Provided data start

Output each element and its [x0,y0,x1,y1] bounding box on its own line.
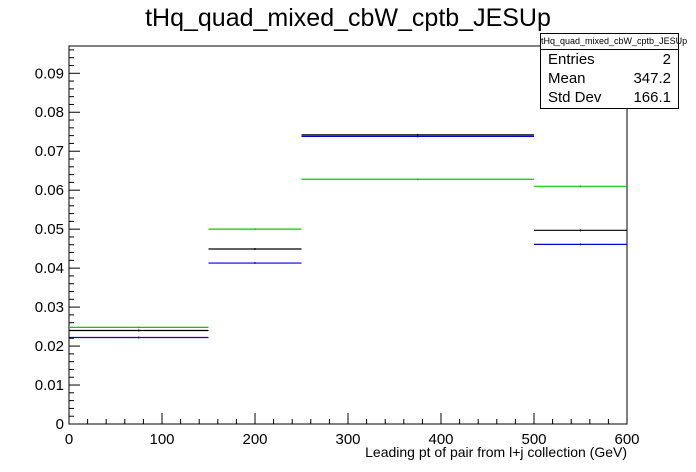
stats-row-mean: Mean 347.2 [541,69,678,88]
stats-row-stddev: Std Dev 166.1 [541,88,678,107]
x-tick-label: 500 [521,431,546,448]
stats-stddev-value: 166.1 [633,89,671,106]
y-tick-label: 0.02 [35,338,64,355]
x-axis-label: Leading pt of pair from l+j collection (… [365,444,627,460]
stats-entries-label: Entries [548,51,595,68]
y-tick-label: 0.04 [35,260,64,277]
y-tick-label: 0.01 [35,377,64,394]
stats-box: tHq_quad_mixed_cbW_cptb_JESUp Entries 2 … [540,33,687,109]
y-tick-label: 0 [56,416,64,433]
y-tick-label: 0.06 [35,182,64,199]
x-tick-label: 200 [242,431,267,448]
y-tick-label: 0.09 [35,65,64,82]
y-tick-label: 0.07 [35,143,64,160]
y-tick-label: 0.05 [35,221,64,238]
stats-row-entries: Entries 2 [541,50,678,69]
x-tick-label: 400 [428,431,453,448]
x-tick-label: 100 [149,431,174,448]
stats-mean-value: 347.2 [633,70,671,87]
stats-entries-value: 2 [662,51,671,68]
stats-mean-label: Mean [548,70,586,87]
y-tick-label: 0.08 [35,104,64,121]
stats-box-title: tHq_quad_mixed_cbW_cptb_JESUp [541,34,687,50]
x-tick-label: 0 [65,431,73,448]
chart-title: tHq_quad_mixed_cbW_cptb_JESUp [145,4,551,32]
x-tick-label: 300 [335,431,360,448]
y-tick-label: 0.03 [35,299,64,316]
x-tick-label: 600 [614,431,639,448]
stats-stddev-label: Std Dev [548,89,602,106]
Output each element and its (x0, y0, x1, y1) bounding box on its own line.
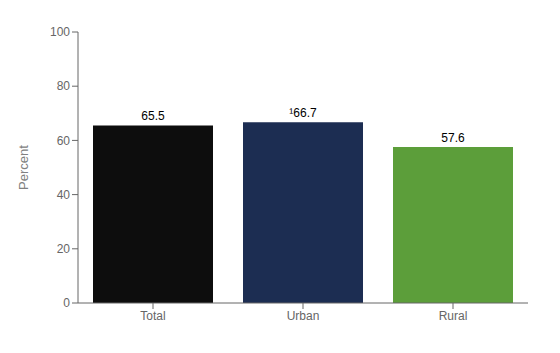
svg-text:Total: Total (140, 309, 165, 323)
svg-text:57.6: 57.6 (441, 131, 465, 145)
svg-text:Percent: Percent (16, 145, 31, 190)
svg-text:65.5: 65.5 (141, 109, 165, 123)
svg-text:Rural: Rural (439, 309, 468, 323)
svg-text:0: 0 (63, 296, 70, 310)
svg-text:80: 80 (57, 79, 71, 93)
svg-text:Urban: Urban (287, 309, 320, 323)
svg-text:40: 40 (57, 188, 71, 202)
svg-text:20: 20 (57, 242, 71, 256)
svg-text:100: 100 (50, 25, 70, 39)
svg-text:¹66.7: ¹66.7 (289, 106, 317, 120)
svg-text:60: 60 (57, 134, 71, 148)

Provided data end

Exercise goal => Please locate every row above that contains the word "each", and copy those rows in full. Case matters.

The solution =>
Output each element and its [x0,y0,x1,y1] bounding box on its own line.
Output each element and its (x0, y0, x1, y1) bounding box on its own line.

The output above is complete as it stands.